▸ **Instruction**
Give every entry again, unchanged, and leave its images out.

▸ **Supplied material**
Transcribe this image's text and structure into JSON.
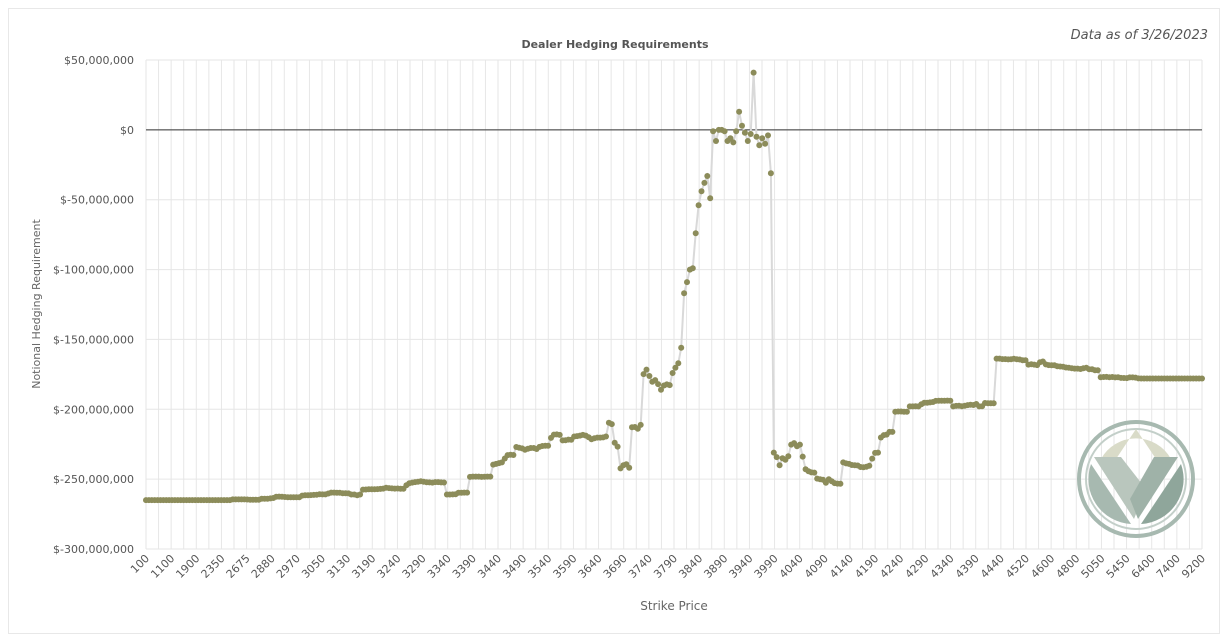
{
  "annotation": "Data as of 3/26/2023",
  "colors": {
    "points": "#8c8c5a",
    "line": "#d9d9d9",
    "grid": "#e6e6e6",
    "zero_line": "#333333",
    "logo": "#a7b9b0"
  },
  "logo": {
    "icon": "vertex-v-logo-icon"
  },
  "chart_data": {
    "type": "line",
    "title": "Dealer Hedging Requirements",
    "xlabel": "Strike Price",
    "ylabel": "Notional Hedging Requirement",
    "ylim": [
      -300000000,
      50000000
    ],
    "yticks": [
      "$50,000,000",
      "$0",
      "$-50,000,000",
      "$-100,000,000",
      "$-150,000,000",
      "$-200,000,000",
      "$-250,000,000",
      "$-300,000,000"
    ],
    "ytick_values": [
      50000000,
      0,
      -50000000,
      -100000000,
      -150000000,
      -200000000,
      -250000000,
      -300000000
    ],
    "xtick_labels": [
      "100",
      "1100",
      "1900",
      "2350",
      "2675",
      "2880",
      "2970",
      "3050",
      "3130",
      "3190",
      "3240",
      "3290",
      "3340",
      "3390",
      "3440",
      "3490",
      "3540",
      "3590",
      "3640",
      "3690",
      "3740",
      "3790",
      "3840",
      "3890",
      "3940",
      "3990",
      "4040",
      "4090",
      "4140",
      "4190",
      "4240",
      "4290",
      "4340",
      "4390",
      "4440",
      "4520",
      "4600",
      "4800",
      "5050",
      "5450",
      "6400",
      "7400",
      "9200"
    ],
    "grid": true,
    "marker": "circle",
    "series": [
      {
        "values": [
          -265000000,
          -265000000,
          -265000000,
          -265000000,
          -265000000,
          -265000000,
          -265000000,
          -265000000,
          -265000000,
          -265000000,
          -265000000,
          -265000000,
          -265000000,
          -265000000,
          -265000000,
          -265000000,
          -265000000,
          -265000000,
          -265000000,
          -265000000,
          -265000000,
          -265000000,
          -265000000,
          -265000000,
          -265000000,
          -265000000,
          -265000000,
          -265000000,
          -265000000,
          -265000000,
          -264500000,
          -264500000,
          -264500000,
          -264500000,
          -264500000,
          -264600000,
          -264700000,
          -264700000,
          -264700000,
          -264700000,
          -264000000,
          -264000000,
          -264000000,
          -263800000,
          -263500000,
          -262600000,
          -262500000,
          -262600000,
          -262800000,
          -262900000,
          -262900000,
          -262900000,
          -262900000,
          -262900000,
          -261800000,
          -261500000,
          -261500000,
          -261400000,
          -261300000,
          -261200000,
          -260800000,
          -260900000,
          -260900000,
          -260300000,
          -259600000,
          -259600000,
          -259700000,
          -259700000,
          -260100000,
          -260100000,
          -260200000,
          -261000000,
          -261000000,
          -261500000,
          -261000000,
          -257500000,
          -257400000,
          -257300000,
          -257200000,
          -257200000,
          -257100000,
          -257000000,
          -256800000,
          -256200000,
          -256400000,
          -256600000,
          -256800000,
          -256700000,
          -256900000,
          -256900000,
          -254400000,
          -253000000,
          -252500000,
          -252100000,
          -251800000,
          -251500000,
          -251800000,
          -252200000,
          -252300000,
          -252500000,
          -252100000,
          -252100000,
          -252300000,
          -252400000,
          -261000000,
          -261000000,
          -260900000,
          -260800000,
          -259800000,
          -259700000,
          -259600000,
          -259600000,
          -248400000,
          -248200000,
          -248200000,
          -248200000,
          -248400000,
          -248300000,
          -248200000,
          -248200000,
          -239600000,
          -239100000,
          -238500000,
          -238000000,
          -235200000,
          -232800000,
          -232600000,
          -232700000,
          -227000000,
          -227600000,
          -228000000,
          -228900000,
          -228200000,
          -227700000,
          -227700000,
          -228400000,
          -226900000,
          -226300000,
          -226100000,
          -226100000,
          -220500000,
          -218100000,
          -218000000,
          -218300000,
          -222300000,
          -222100000,
          -221700000,
          -221800000,
          -219500000,
          -219200000,
          -218800000,
          -218300000,
          -218800000,
          -220000000,
          -221500000,
          -220800000,
          -220300000,
          -220300000,
          -220100000,
          -219500000,
          -209700000,
          -210600000,
          -224000000,
          -226700000,
          -242300000,
          -240000000,
          -239300000,
          -241900000,
          -212900000,
          -212700000,
          -213900000,
          -211200000,
          -174800000,
          -171600000,
          -176200000,
          -180300000,
          -179100000,
          -182000000,
          -186000000,
          -183000000,
          -182200000,
          -182700000,
          -174000000,
          -170200000,
          -167000000,
          -156000000,
          -117000000,
          -109000000,
          -100000000,
          -99000000,
          -74000000,
          -54000000,
          -44000000,
          -38000000,
          -33000000,
          -49000000,
          -1000000,
          -8000000,
          0,
          0,
          -1000000,
          -8000000,
          -6000000,
          -9000000,
          -1000000,
          13000000,
          3000000,
          -2000000,
          -8000000,
          -3000000,
          41000000,
          -5000000,
          -11000000,
          -6000000,
          -10000000,
          -4000000,
          -31000000,
          -231000000,
          -234200000,
          -240000000,
          -235100000,
          -236100000,
          -233600000,
          -225300000,
          -224200000,
          -226400000,
          -225300000,
          -233900000,
          -242900000,
          -244400000,
          -245200000,
          -245300000,
          -249600000,
          -250100000,
          -250400000,
          -252600000,
          -250100000,
          -251500000,
          -252800000,
          -253200000,
          -253300000,
          -238000000,
          -238700000,
          -239100000,
          -239900000,
          -240100000,
          -240200000,
          -241300000,
          -241500000,
          -241100000,
          -240400000,
          -235300000,
          -231200000,
          -231000000,
          -220200000,
          -218500000,
          -218100000,
          -216200000,
          -216200000,
          -201800000,
          -201600000,
          -201600000,
          -201700000,
          -201800000,
          -197900000,
          -197900000,
          -197800000,
          -197900000,
          -196400000,
          -195300000,
          -195300000,
          -195100000,
          -194800000,
          -194000000,
          -193900000,
          -193900000,
          -193900000,
          -193800000,
          -193900000,
          -197900000,
          -197600000,
          -197500000,
          -197800000,
          -197500000,
          -197000000,
          -196800000,
          -196900000,
          -196200000,
          -197900000,
          -197800000,
          -195500000,
          -195700000,
          -195700000,
          -195700000,
          -163700000,
          -163700000,
          -164100000,
          -164100000,
          -164300000,
          -164200000,
          -163900000,
          -164200000,
          -164400000,
          -164900000,
          -164900000,
          -168000000,
          -167800000,
          -168000000,
          -168400000,
          -166400000,
          -165800000,
          -167900000,
          -168400000,
          -168500000,
          -168500000,
          -169200000,
          -169400000,
          -169500000,
          -170100000,
          -170200000,
          -170700000,
          -170900000,
          -170900000,
          -171200000,
          -170600000,
          -170300000,
          -171300000,
          -171400000,
          -172000000,
          -172100000,
          -177000000,
          -176900000,
          -176800000,
          -177100000,
          -176900000,
          -177200000,
          -177100000,
          -177500000,
          -177600000,
          -177700000,
          -177200000,
          -177200000,
          -177300000,
          -177900000,
          -178000000,
          -178000000,
          -178000000,
          -178000000,
          -178000000,
          -178000000,
          -178000000,
          -178000000,
          -178000000,
          -178000000,
          -178000000,
          -178000000,
          -178000000,
          -178000000,
          -178000000,
          -178000000,
          -178000000,
          -178000000,
          -178000000,
          -178000000,
          -178000000,
          -178000000
        ]
      }
    ]
  }
}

▸ **Result of this task**
Transcribe this image's text and structure into JSON.
{
  "annotation": "Data as of 3/26/2023",
  "colors": {
    "points": "#8c8c5a",
    "line": "#d9d9d9",
    "grid": "#e6e6e6",
    "zero_line": "#333333",
    "logo": "#a7b9b0"
  },
  "logo": {
    "icon": "vertex-v-logo-icon"
  },
  "chart_data": {
    "type": "line",
    "title": "Dealer Hedging Requirements",
    "xlabel": "Strike Price",
    "ylabel": "Notional Hedging Requirement",
    "ylim": [
      -300000000,
      50000000
    ],
    "yticks": [
      "$50,000,000",
      "$0",
      "$-50,000,000",
      "$-100,000,000",
      "$-150,000,000",
      "$-200,000,000",
      "$-250,000,000",
      "$-300,000,000"
    ],
    "ytick_values": [
      50000000,
      0,
      -50000000,
      -100000000,
      -150000000,
      -200000000,
      -250000000,
      -300000000
    ],
    "xtick_labels": [
      "100",
      "1100",
      "1900",
      "2350",
      "2675",
      "2880",
      "2970",
      "3050",
      "3130",
      "3190",
      "3240",
      "3290",
      "3340",
      "3390",
      "3440",
      "3490",
      "3540",
      "3590",
      "3640",
      "3690",
      "3740",
      "3790",
      "3840",
      "3890",
      "3940",
      "3990",
      "4040",
      "4090",
      "4140",
      "4190",
      "4240",
      "4290",
      "4340",
      "4390",
      "4440",
      "4520",
      "4600",
      "4800",
      "5050",
      "5450",
      "6400",
      "7400",
      "9200"
    ],
    "grid": true,
    "marker": "circle",
    "series": [
      {
        "values": [
          -265000000,
          -265000000,
          -265000000,
          -265000000,
          -265000000,
          -265000000,
          -265000000,
          -265000000,
          -265000000,
          -265000000,
          -265000000,
          -265000000,
          -265000000,
          -265000000,
          -265000000,
          -265000000,
          -265000000,
          -265000000,
          -265000000,
          -265000000,
          -265000000,
          -265000000,
          -265000000,
          -265000000,
          -265000000,
          -265000000,
          -265000000,
          -265000000,
          -265000000,
          -265000000,
          -264500000,
          -264500000,
          -264500000,
          -264500000,
          -264500000,
          -264600000,
          -264700000,
          -264700000,
          -264700000,
          -264700000,
          -264000000,
          -264000000,
          -264000000,
          -263800000,
          -263500000,
          -262600000,
          -262500000,
          -262600000,
          -262800000,
          -262900000,
          -262900000,
          -262900000,
          -262900000,
          -262900000,
          -261800000,
          -261500000,
          -261500000,
          -261400000,
          -261300000,
          -261200000,
          -260800000,
          -260900000,
          -260900000,
          -260300000,
          -259600000,
          -259600000,
          -259700000,
          -259700000,
          -260100000,
          -260100000,
          -260200000,
          -261000000,
          -261000000,
          -261500000,
          -261000000,
          -257500000,
          -257400000,
          -257300000,
          -257200000,
          -257200000,
          -257100000,
          -257000000,
          -256800000,
          -256200000,
          -256400000,
          -256600000,
          -256800000,
          -256700000,
          -256900000,
          -256900000,
          -254400000,
          -253000000,
          -252500000,
          -252100000,
          -251800000,
          -251500000,
          -251800000,
          -252200000,
          -252300000,
          -252500000,
          -252100000,
          -252100000,
          -252300000,
          -252400000,
          -261000000,
          -261000000,
          -260900000,
          -260800000,
          -259800000,
          -259700000,
          -259600000,
          -259600000,
          -248400000,
          -248200000,
          -248200000,
          -248200000,
          -248400000,
          -248300000,
          -248200000,
          -248200000,
          -239600000,
          -239100000,
          -238500000,
          -238000000,
          -235200000,
          -232800000,
          -232600000,
          -232700000,
          -227000000,
          -227600000,
          -228000000,
          -228900000,
          -228200000,
          -227700000,
          -227700000,
          -228400000,
          -226900000,
          -226300000,
          -226100000,
          -226100000,
          -220500000,
          -218100000,
          -218000000,
          -218300000,
          -222300000,
          -222100000,
          -221700000,
          -221800000,
          -219500000,
          -219200000,
          -218800000,
          -218300000,
          -218800000,
          -220000000,
          -221500000,
          -220800000,
          -220300000,
          -220300000,
          -220100000,
          -219500000,
          -209700000,
          -210600000,
          -224000000,
          -226700000,
          -242300000,
          -240000000,
          -239300000,
          -241900000,
          -212900000,
          -212700000,
          -213900000,
          -211200000,
          -174800000,
          -171600000,
          -176200000,
          -180300000,
          -179100000,
          -182000000,
          -186000000,
          -183000000,
          -182200000,
          -182700000,
          -174000000,
          -170200000,
          -167000000,
          -156000000,
          -117000000,
          -109000000,
          -100000000,
          -99000000,
          -74000000,
          -54000000,
          -44000000,
          -38000000,
          -33000000,
          -49000000,
          -1000000,
          -8000000,
          0,
          0,
          -1000000,
          -8000000,
          -6000000,
          -9000000,
          -1000000,
          13000000,
          3000000,
          -2000000,
          -8000000,
          -3000000,
          41000000,
          -5000000,
          -11000000,
          -6000000,
          -10000000,
          -4000000,
          -31000000,
          -231000000,
          -234200000,
          -240000000,
          -235100000,
          -236100000,
          -233600000,
          -225300000,
          -224200000,
          -226400000,
          -225300000,
          -233900000,
          -242900000,
          -244400000,
          -245200000,
          -245300000,
          -249600000,
          -250100000,
          -250400000,
          -252600000,
          -250100000,
          -251500000,
          -252800000,
          -253200000,
          -253300000,
          -238000000,
          -238700000,
          -239100000,
          -239900000,
          -240100000,
          -240200000,
          -241300000,
          -241500000,
          -241100000,
          -240400000,
          -235300000,
          -231200000,
          -231000000,
          -220200000,
          -218500000,
          -218100000,
          -216200000,
          -216200000,
          -201800000,
          -201600000,
          -201600000,
          -201700000,
          -201800000,
          -197900000,
          -197900000,
          -197800000,
          -197900000,
          -196400000,
          -195300000,
          -195300000,
          -195100000,
          -194800000,
          -194000000,
          -193900000,
          -193900000,
          -193900000,
          -193800000,
          -193900000,
          -197900000,
          -197600000,
          -197500000,
          -197800000,
          -197500000,
          -197000000,
          -196800000,
          -196900000,
          -196200000,
          -197900000,
          -197800000,
          -195500000,
          -195700000,
          -195700000,
          -195700000,
          -163700000,
          -163700000,
          -164100000,
          -164100000,
          -164300000,
          -164200000,
          -163900000,
          -164200000,
          -164400000,
          -164900000,
          -164900000,
          -168000000,
          -167800000,
          -168000000,
          -168400000,
          -166400000,
          -165800000,
          -167900000,
          -168400000,
          -168500000,
          -168500000,
          -169200000,
          -169400000,
          -169500000,
          -170100000,
          -170200000,
          -170700000,
          -170900000,
          -170900000,
          -171200000,
          -170600000,
          -170300000,
          -171300000,
          -171400000,
          -172000000,
          -172100000,
          -177000000,
          -176900000,
          -176800000,
          -177100000,
          -176900000,
          -177200000,
          -177100000,
          -177500000,
          -177600000,
          -177700000,
          -177200000,
          -177200000,
          -177300000,
          -177900000,
          -178000000,
          -178000000,
          -178000000,
          -178000000,
          -178000000,
          -178000000,
          -178000000,
          -178000000,
          -178000000,
          -178000000,
          -178000000,
          -178000000,
          -178000000,
          -178000000,
          -178000000,
          -178000000,
          -178000000,
          -178000000,
          -178000000,
          -178000000,
          -178000000,
          -178000000
        ]
      }
    ]
  }
}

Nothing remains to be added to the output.